EXTRACTED RECORDS ::
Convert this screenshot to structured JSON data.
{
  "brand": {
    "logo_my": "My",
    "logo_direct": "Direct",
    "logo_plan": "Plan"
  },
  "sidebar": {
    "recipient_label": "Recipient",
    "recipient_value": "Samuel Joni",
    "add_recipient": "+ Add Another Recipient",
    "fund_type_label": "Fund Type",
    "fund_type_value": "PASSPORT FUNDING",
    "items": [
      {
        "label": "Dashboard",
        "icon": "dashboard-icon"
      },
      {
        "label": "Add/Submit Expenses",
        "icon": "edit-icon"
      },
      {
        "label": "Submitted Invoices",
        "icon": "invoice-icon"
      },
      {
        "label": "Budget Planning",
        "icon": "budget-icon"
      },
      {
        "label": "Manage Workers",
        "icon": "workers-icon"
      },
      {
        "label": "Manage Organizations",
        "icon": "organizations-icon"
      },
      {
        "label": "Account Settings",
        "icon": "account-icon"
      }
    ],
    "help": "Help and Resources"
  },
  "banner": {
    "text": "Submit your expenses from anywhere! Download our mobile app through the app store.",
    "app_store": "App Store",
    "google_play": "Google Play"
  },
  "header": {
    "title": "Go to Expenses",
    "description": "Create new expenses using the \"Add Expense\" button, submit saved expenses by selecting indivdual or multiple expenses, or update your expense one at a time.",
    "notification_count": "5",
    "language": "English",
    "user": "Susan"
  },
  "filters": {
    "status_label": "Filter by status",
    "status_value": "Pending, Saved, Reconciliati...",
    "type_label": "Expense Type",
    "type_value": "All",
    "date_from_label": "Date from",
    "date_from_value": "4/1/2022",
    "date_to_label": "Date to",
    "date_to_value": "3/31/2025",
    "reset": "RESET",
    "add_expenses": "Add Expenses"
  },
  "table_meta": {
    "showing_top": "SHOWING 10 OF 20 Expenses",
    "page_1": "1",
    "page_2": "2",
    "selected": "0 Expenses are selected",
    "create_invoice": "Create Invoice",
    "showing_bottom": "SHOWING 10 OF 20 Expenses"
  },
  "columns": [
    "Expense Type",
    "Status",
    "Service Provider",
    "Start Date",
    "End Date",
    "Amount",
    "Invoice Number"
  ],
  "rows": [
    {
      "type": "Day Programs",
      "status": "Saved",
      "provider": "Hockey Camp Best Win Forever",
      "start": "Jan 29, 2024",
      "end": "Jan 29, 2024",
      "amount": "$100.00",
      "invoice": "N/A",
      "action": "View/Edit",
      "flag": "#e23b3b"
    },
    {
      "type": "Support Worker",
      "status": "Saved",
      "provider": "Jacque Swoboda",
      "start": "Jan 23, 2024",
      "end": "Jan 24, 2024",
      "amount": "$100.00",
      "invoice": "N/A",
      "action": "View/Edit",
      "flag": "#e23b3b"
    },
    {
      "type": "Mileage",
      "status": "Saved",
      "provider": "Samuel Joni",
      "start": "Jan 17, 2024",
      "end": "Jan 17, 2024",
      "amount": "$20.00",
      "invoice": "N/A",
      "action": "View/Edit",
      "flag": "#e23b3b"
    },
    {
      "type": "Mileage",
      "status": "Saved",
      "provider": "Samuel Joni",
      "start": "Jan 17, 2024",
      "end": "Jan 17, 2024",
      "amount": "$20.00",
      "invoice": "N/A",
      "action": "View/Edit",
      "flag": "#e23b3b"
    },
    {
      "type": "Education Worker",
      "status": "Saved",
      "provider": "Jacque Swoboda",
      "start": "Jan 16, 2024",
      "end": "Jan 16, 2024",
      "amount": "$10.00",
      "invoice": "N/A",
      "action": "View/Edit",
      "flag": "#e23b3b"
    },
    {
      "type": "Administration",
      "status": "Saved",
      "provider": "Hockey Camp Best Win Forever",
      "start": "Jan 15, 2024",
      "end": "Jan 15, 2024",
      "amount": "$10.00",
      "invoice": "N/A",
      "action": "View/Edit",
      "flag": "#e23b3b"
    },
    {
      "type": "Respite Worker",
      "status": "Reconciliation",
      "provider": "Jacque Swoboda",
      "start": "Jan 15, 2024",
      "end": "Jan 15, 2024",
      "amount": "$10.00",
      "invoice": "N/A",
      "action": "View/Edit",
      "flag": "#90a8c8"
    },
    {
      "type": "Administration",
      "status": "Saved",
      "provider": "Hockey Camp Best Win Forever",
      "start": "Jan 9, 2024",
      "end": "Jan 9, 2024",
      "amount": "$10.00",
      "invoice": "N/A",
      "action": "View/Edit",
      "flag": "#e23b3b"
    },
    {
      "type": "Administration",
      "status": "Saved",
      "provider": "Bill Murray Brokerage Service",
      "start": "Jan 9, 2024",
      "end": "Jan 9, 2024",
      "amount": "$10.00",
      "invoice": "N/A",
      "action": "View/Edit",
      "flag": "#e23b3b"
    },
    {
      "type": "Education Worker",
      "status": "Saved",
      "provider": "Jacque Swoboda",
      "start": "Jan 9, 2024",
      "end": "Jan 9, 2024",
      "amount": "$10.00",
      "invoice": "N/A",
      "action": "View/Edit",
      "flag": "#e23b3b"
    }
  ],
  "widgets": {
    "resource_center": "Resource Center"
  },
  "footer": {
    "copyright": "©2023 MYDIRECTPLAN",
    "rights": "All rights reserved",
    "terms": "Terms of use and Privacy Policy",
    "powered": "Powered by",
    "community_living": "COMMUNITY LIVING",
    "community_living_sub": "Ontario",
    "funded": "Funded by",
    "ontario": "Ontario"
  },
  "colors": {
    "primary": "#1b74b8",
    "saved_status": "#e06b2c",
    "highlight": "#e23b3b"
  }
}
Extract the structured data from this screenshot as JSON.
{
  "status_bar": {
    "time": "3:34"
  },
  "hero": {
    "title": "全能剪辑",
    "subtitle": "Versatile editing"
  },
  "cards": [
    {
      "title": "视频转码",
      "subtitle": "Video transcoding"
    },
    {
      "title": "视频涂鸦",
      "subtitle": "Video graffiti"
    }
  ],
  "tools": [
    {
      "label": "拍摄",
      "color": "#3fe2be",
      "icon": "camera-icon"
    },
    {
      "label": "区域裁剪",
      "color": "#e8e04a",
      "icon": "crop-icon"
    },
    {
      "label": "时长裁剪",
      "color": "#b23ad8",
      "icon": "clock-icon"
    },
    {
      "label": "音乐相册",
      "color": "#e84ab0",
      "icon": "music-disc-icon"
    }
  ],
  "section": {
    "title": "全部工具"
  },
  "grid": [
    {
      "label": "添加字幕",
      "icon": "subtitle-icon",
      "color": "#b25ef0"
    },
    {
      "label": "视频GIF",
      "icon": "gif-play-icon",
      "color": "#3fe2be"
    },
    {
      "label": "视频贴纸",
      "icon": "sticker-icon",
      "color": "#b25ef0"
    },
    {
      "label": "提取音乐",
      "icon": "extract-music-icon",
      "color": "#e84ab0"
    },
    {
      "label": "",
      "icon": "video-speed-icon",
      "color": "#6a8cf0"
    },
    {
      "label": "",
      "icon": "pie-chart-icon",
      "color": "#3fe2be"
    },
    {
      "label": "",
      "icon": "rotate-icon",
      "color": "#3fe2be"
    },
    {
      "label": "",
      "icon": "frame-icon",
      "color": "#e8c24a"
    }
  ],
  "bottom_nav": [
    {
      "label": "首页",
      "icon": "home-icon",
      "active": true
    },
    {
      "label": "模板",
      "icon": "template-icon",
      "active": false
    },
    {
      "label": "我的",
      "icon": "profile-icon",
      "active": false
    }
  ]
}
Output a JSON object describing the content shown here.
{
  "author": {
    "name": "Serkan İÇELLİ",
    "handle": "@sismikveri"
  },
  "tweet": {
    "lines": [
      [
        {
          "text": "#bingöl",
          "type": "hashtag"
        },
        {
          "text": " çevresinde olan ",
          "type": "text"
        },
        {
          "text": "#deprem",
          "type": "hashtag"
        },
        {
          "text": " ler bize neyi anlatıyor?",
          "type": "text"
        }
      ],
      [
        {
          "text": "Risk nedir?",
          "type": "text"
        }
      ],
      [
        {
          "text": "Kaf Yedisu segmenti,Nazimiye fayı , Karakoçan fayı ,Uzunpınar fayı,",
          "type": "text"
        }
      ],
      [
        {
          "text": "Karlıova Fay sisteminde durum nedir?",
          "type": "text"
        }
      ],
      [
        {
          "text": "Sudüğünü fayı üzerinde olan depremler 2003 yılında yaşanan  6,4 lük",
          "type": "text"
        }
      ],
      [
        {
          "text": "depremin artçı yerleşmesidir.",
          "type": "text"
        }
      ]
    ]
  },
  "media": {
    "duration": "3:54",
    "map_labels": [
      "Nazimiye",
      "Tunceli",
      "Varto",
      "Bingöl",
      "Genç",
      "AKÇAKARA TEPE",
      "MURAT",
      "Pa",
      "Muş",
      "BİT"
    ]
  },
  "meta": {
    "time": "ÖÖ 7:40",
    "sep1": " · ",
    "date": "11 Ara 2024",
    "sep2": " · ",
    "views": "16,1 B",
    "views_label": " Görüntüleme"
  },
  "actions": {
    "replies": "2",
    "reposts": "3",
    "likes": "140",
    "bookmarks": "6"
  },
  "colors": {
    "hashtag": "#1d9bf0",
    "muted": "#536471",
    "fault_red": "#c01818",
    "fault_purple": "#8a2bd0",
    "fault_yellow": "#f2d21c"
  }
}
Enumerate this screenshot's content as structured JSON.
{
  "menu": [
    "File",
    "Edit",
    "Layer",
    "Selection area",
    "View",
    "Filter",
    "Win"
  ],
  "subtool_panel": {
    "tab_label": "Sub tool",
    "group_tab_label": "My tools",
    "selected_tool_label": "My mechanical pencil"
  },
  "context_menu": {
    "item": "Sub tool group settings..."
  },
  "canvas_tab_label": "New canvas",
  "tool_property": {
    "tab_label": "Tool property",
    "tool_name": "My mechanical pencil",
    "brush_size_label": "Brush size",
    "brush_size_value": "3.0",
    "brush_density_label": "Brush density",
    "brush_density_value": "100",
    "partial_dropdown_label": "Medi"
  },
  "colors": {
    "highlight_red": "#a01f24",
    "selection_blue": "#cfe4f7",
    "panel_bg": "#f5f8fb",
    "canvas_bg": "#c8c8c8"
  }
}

PROBLEM TO WORK ON ::
Answer with one number: how many lines of the entries above include the word "this".

RESPONSE BELOW ::
3